REQUEST
Copy each line of the records that holds the string "الشهادة".

MATERIAL SUPPLIED
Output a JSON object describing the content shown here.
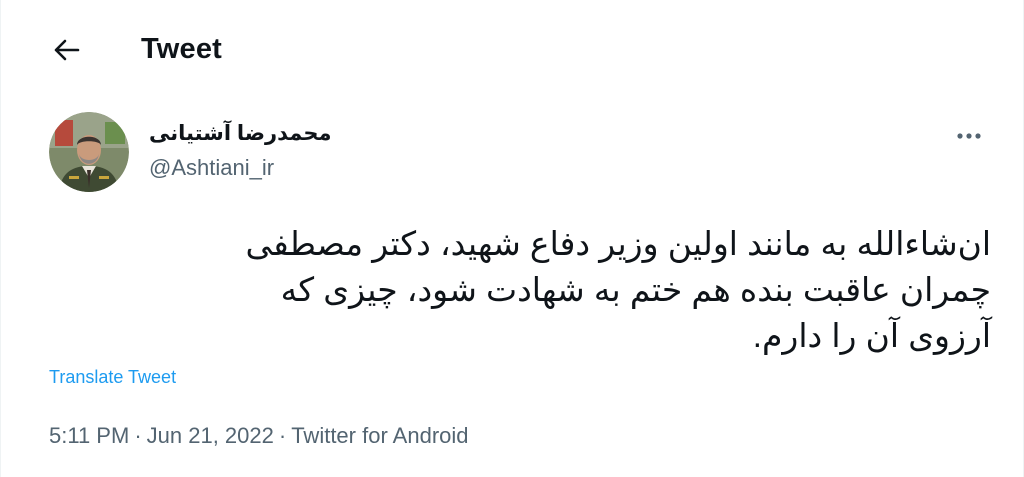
{
  "header": {
    "back_icon": "arrow-left-icon",
    "title": "Tweet"
  },
  "tweet": {
    "author": {
      "display_name": "محمدرضا آشتیانی",
      "handle": "@Ashtiani_ir",
      "avatar_icon": "profile-photo-avatar"
    },
    "more_icon": "more-horizontal-icon",
    "text_lines": [
      "ان‌شاءالله به مانند اولین وزیر دفاع شهید، دکتر مصطفی",
      "چمران عاقبت بنده هم ختم به شهادت شود، چیزی که",
      "آرزوی آن را دارم."
    ],
    "translate_label": "Translate Tweet",
    "time": "5:11 PM",
    "separator": "·",
    "date": "Jun 21, 2022",
    "source": "Twitter for Android"
  },
  "colors": {
    "text_primary": "#0f1419",
    "text_secondary": "#536471",
    "link": "#1d9bf0",
    "border": "#eff3f4"
  }
}
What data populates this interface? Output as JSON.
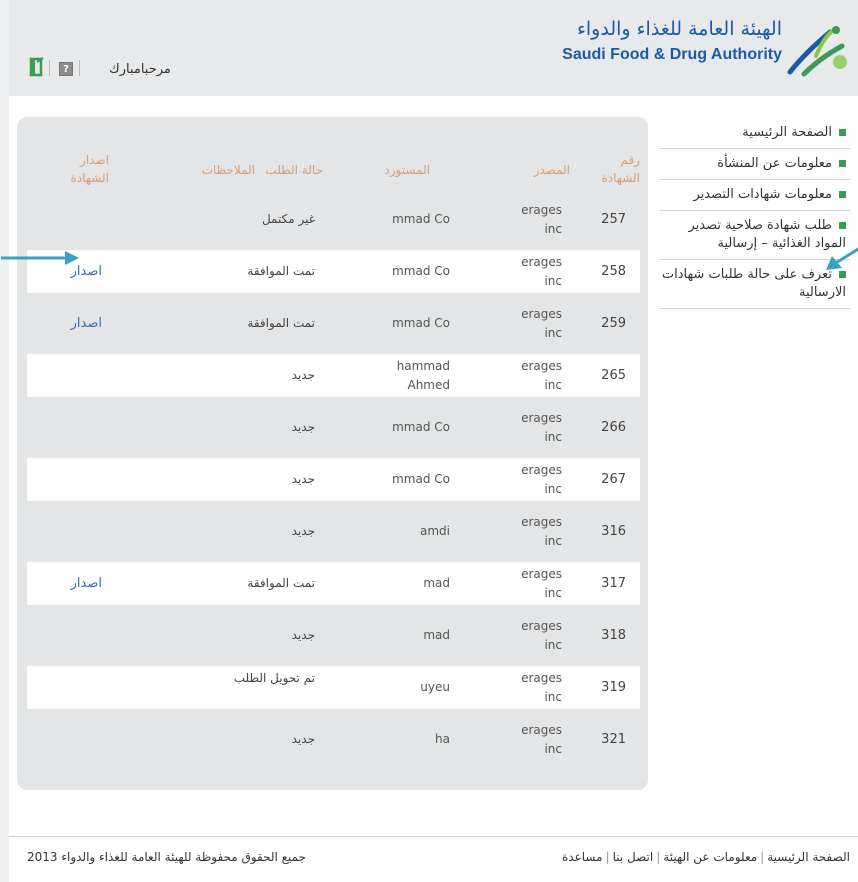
{
  "header": {
    "logo_ar": "الهيئة العامة للغذاء والدواء",
    "logo_en": "Saudi Food & Drug Authority",
    "welcome": "مرحبامبارك",
    "help_label": "?"
  },
  "sidebar": {
    "items": [
      {
        "label": "الصفحة الرئيسية"
      },
      {
        "label": "معلومات عن المنشأة"
      },
      {
        "label": "معلومات شهادات التصدير"
      },
      {
        "label": "طلب شهادة صلاحية تصدير المواد الغذائية – إرسالية"
      },
      {
        "label": "تعرف على حالة طلبات شهادات الارسالية"
      }
    ]
  },
  "table": {
    "headers": {
      "number": "رقم الشهادة",
      "source": "المصدر",
      "importer": "المستورد",
      "status": "حالة الطلب",
      "notes": "الملاحظات",
      "issue": "اصدار الشهادة"
    },
    "rows": [
      {
        "number": "257",
        "source": "erages inc",
        "importer": "mmad Co",
        "status": "غير مكتمل",
        "action": ""
      },
      {
        "number": "258",
        "source": "erages inc",
        "importer": "mmad Co",
        "status": "تمت الموافقة",
        "action": "اصدار"
      },
      {
        "number": "259",
        "source": "erages inc",
        "importer": "mmad Co",
        "status": "تمت الموافقة",
        "action": "اصدار"
      },
      {
        "number": "265",
        "source": "erages inc",
        "importer": "hammad Ahmed",
        "status": "جديد",
        "action": ""
      },
      {
        "number": "266",
        "source": "erages inc",
        "importer": "mmad Co",
        "status": "جديد",
        "action": ""
      },
      {
        "number": "267",
        "source": "erages inc",
        "importer": "mmad Co",
        "status": "جديد",
        "action": ""
      },
      {
        "number": "316",
        "source": "erages inc",
        "importer": "amdi",
        "status": "جديد",
        "action": ""
      },
      {
        "number": "317",
        "source": "erages inc",
        "importer": "mad",
        "status": "تمت الموافقة",
        "action": "اصدار"
      },
      {
        "number": "318",
        "source": "erages inc",
        "importer": "mad",
        "status": "جديد",
        "action": ""
      },
      {
        "number": "319",
        "source": "erages inc",
        "importer": "uyeu",
        "status": "تم تحويل الطلب",
        "action": ""
      },
      {
        "number": "321",
        "source": "erages inc",
        "importer": "ha",
        "status": "جديد",
        "action": ""
      }
    ]
  },
  "footer": {
    "links": [
      "الصفحة الرئيسية",
      "معلومات عن الهيئة",
      "اتصل بنا",
      "مساعدة"
    ],
    "separator": "|",
    "copyright": "جميع الحقوق محفوظة للهيئة العامة للغذاء والدواء 2013"
  },
  "colors": {
    "accent_green": "#3d9a56",
    "link_blue": "#3a6fb5",
    "header_tan": "#d3a077",
    "annotation_arrow": "#3aa0c8"
  }
}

CORRECT ANSWER
      "number": "رقم الشهادة",
      "issue": "اصدار الشهادة"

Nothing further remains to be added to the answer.